== Dataset entries on figures ==
......
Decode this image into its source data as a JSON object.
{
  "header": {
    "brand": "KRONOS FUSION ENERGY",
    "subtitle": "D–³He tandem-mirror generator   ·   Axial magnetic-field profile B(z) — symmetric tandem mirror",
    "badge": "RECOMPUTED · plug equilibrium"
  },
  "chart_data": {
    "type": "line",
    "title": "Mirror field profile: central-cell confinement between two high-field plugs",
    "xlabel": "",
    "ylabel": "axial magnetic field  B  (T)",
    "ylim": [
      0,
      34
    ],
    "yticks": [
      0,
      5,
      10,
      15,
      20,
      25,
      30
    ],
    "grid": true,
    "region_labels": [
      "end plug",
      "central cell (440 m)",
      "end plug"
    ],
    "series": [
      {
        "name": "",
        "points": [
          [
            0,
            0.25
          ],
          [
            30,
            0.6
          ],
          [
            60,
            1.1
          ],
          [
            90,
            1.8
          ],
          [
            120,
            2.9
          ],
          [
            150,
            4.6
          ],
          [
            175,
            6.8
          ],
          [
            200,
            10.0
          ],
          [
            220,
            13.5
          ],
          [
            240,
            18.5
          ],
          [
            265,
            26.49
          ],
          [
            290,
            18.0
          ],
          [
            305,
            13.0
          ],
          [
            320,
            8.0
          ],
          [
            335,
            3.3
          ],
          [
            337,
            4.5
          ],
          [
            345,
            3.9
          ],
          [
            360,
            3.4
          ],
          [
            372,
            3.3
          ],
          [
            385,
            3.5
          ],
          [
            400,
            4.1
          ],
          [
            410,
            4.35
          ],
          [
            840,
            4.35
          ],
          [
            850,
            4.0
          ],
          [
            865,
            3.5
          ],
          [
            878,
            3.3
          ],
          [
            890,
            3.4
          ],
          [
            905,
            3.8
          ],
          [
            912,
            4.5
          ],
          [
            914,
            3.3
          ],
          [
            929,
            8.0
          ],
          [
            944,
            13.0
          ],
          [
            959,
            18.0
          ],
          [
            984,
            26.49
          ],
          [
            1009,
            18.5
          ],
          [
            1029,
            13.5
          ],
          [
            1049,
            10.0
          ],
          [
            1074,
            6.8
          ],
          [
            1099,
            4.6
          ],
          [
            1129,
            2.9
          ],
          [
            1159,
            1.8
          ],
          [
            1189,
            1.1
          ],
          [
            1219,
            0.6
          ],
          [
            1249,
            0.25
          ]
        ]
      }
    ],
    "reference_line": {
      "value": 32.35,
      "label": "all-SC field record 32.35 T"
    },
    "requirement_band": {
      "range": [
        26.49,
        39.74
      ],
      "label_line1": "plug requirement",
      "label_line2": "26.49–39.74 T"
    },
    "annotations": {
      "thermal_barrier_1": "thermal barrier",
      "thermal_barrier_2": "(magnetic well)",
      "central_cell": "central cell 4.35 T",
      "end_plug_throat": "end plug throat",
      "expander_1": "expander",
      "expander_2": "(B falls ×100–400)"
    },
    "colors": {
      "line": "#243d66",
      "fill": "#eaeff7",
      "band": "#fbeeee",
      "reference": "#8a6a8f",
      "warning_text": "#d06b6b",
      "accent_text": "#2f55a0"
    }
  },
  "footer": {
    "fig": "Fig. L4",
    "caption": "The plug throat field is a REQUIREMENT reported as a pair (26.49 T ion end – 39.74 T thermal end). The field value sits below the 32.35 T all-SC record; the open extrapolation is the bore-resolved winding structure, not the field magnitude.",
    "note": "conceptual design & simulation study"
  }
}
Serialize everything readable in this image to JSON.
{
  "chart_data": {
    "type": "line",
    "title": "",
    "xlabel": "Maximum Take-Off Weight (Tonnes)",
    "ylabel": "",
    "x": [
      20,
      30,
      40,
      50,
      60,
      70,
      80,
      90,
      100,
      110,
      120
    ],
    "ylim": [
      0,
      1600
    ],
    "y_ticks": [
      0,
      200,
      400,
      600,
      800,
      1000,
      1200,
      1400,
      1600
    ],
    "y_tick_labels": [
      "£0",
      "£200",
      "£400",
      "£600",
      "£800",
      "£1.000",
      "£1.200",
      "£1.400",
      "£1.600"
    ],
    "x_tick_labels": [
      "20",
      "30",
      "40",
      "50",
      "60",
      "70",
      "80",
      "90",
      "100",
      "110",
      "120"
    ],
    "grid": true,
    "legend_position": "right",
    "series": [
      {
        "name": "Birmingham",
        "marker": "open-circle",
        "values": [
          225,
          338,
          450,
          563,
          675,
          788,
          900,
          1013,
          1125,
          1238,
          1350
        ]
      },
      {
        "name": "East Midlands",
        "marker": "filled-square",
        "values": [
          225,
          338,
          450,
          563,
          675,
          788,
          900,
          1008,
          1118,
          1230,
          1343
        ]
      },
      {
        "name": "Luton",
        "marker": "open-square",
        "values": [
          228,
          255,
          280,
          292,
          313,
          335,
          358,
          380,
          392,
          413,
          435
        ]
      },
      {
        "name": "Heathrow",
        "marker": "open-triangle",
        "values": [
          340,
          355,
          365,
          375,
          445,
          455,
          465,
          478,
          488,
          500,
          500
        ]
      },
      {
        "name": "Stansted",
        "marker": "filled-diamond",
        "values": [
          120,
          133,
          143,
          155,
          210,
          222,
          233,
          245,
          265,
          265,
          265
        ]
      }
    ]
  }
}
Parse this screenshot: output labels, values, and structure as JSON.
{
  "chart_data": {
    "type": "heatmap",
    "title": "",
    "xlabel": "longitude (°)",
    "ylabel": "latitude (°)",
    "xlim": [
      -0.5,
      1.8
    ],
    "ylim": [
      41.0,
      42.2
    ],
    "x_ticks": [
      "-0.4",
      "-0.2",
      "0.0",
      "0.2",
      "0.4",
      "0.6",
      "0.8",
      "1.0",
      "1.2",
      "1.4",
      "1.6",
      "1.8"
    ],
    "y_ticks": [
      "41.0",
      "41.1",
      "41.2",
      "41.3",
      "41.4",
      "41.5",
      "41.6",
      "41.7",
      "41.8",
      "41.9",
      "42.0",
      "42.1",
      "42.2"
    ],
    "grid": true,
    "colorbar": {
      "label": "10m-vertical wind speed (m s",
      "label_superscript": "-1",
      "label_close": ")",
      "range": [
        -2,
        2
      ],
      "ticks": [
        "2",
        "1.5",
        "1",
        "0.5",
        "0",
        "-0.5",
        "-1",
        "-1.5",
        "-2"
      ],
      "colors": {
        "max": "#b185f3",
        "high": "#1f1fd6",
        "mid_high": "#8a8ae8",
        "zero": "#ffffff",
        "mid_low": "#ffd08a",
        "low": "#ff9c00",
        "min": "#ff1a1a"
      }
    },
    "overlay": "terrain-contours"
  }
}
......
== DIRECTION ==
Return every line of the material exactly.

== SOLUTION ==
Decode this image into its source data as a JSON object.
{
  "header": {
    "brand": "KRONOS FUSION ENERGY",
    "subtitle": "D–³He tandem-mirror generator   ·   Axial magnetic-field profile B(z) — symmetric tandem mirror",
    "badge": "RECOMPUTED · plug equilibrium"
  },
  "chart_data": {
    "type": "line",
    "title": "Mirror field profile: central-cell confinement between two high-field plugs",
    "xlabel": "",
    "ylabel": "axial magnetic field  B  (T)",
    "ylim": [
      0,
      34
    ],
    "yticks": [
      0,
      5,
      10,
      15,
      20,
      25,
      30
    ],
    "grid": true,
    "region_labels": [
      "end plug",
      "central cell (440 m)",
      "end plug"
    ],
    "series": [
      {
        "name": "",
        "points": [
          [
            0,
            0.25
          ],
          [
            30,
            0.6
          ],
          [
            60,
            1.1
          ],
          [
            90,
            1.8
          ],
          [
            120,
            2.9
          ],
          [
            150,
            4.6
          ],
          [
            175,
            6.8
          ],
          [
            200,
            10.0
          ],
          [
            220,
            13.5
          ],
          [
            240,
            18.5
          ],
          [
            265,
            26.49
          ],
          [
            290,
            18.0
          ],
          [
            305,
            13.0
          ],
          [
            320,
            8.0
          ],
          [
            335,
            3.3
          ],
          [
            337,
            4.5
          ],
          [
            345,
            3.9
          ],
          [
            360,
            3.4
          ],
          [
            372,
            3.3
          ],
          [
            385,
            3.5
          ],
          [
            400,
            4.1
          ],
          [
            410,
            4.35
          ],
          [
            840,
            4.35
          ],
          [
            850,
            4.0
          ],
          [
            865,
            3.5
          ],
          [
            878,
            3.3
          ],
          [
            890,
            3.4
          ],
          [
            905,
            3.8
          ],
          [
            912,
            4.5
          ],
          [
            914,
            3.3
          ],
          [
            929,
            8.0
          ],
          [
            944,
            13.0
          ],
          [
            959,
            18.0
          ],
          [
            984,
            26.49
          ],
          [
            1009,
            18.5
          ],
          [
            1029,
            13.5
          ],
          [
            1049,
            10.0
          ],
          [
            1074,
            6.8
          ],
          [
            1099,
            4.6
          ],
          [
            1129,
            2.9
          ],
          [
            1159,
            1.8
          ],
          [
            1189,
            1.1
          ],
          [
            1219,
            0.6
          ],
          [
            1249,
            0.25
          ]
        ]
      }
    ],
    "reference_line": {
      "value": 32.35,
      "label": "all-SC field record 32.35 T"
    },
    "requirement_band": {
      "range": [
        26.49,
        39.74
      ],
      "label_line1": "plug requirement",
      "label_line2": "26.49–39.74 T"
    },
    "annotations": {
      "thermal_barrier_1": "thermal barrier",
      "thermal_barrier_2": "(magnetic well)",
      "central_cell": "central cell 4.35 T",
      "end_plug_throat": "end plug throat",
      "expander_1": "expander",
      "expander_2": "(B falls ×100–400)"
    },
    "colors": {
      "line": "#243d66",
      "fill": "#eaeff7",
      "band": "#fbeeee",
      "reference": "#8a6a8f",
      "warning_text": "#d06b6b",
      "accent_text": "#2f55a0"
    }
  },
  "footer": {
    "fig": "Fig. L4",
    "caption": "The plug throat field is a REQUIREMENT reported as a pair (26.49 T ion end – 39.74 T thermal end). The field value sits below the 32.35 T all-SC record; the open extrapolation is the bore-resolved winding structure, not the field magnitude.",
    "note": "conceptual design & simulation study"
  }
}
Serialize everything readable in this image to JSON.
{
  "chart_data": {
    "type": "line",
    "title": "",
    "xlabel": "Maximum Take-Off Weight (Tonnes)",
    "ylabel": "",
    "x": [
      20,
      30,
      40,
      50,
      60,
      70,
      80,
      90,
      100,
      110,
      120
    ],
    "ylim": [
      0,
      1600
    ],
    "y_ticks": [
      0,
      200,
      400,
      600,
      800,
      1000,
      1200,
      1400,
      1600
    ],
    "y_tick_labels": [
      "£0",
      "£200",
      "£400",
      "£600",
      "£800",
      "£1.000",
      "£1.200",
      "£1.400",
      "£1.600"
    ],
    "x_tick_labels": [
      "20",
      "30",
      "40",
      "50",
      "60",
      "70",
      "80",
      "90",
      "100",
      "110",
      "120"
    ],
    "grid": true,
    "legend_position": "right",
    "series": [
      {
        "name": "Birmingham",
        "marker": "open-circle",
        "values": [
          225,
          338,
          450,
          563,
          675,
          788,
          900,
          1013,
          1125,
          1238,
          1350
        ]
      },
      {
        "name": "East Midlands",
        "marker": "filled-square",
        "values": [
          225,
          338,
          450,
          563,
          675,
          788,
          900,
          1008,
          1118,
          1230,
          1343
        ]
      },
      {
        "name": "Luton",
        "marker": "open-square",
        "values": [
          228,
          255,
          280,
          292,
          313,
          335,
          358,
          380,
          392,
          413,
          435
        ]
      },
      {
        "name": "Heathrow",
        "marker": "open-triangle",
        "values": [
          340,
          355,
          365,
          375,
          445,
          455,
          465,
          478,
          488,
          500,
          500
        ]
      },
      {
        "name": "Stansted",
        "marker": "filled-diamond",
        "values": [
          120,
          133,
          143,
          155,
          210,
          222,
          233,
          245,
          265,
          265,
          265
        ]
      }
    ]
  }
}
Parse this screenshot: output labels, values, and structure as JSON.
{
  "chart_data": {
    "type": "heatmap",
    "title": "",
    "xlabel": "longitude (°)",
    "ylabel": "latitude (°)",
    "xlim": [
      -0.5,
      1.8
    ],
    "ylim": [
      41.0,
      42.2
    ],
    "x_ticks": [
      "-0.4",
      "-0.2",
      "0.0",
      "0.2",
      "0.4",
      "0.6",
      "0.8",
      "1.0",
      "1.2",
      "1.4",
      "1.6",
      "1.8"
    ],
    "y_ticks": [
      "41.0",
      "41.1",
      "41.2",
      "41.3",
      "41.4",
      "41.5",
      "41.6",
      "41.7",
      "41.8",
      "41.9",
      "42.0",
      "42.1",
      "42.2"
    ],
    "grid": true,
    "colorbar": {
      "label": "10m-vertical wind speed (m s",
      "label_superscript": "-1",
      "label_close": ")",
      "range": [
        -2,
        2
      ],
      "ticks": [
        "2",
        "1.5",
        "1",
        "0.5",
        "0",
        "-0.5",
        "-1",
        "-1.5",
        "-2"
      ],
      "colors": {
        "max": "#b185f3",
        "high": "#1f1fd6",
        "mid_high": "#8a8ae8",
        "zero": "#ffffff",
        "mid_low": "#ffd08a",
        "low": "#ff9c00",
        "min": "#ff1a1a"
      }
    },
    "overlay": "terrain-contours"
  }
}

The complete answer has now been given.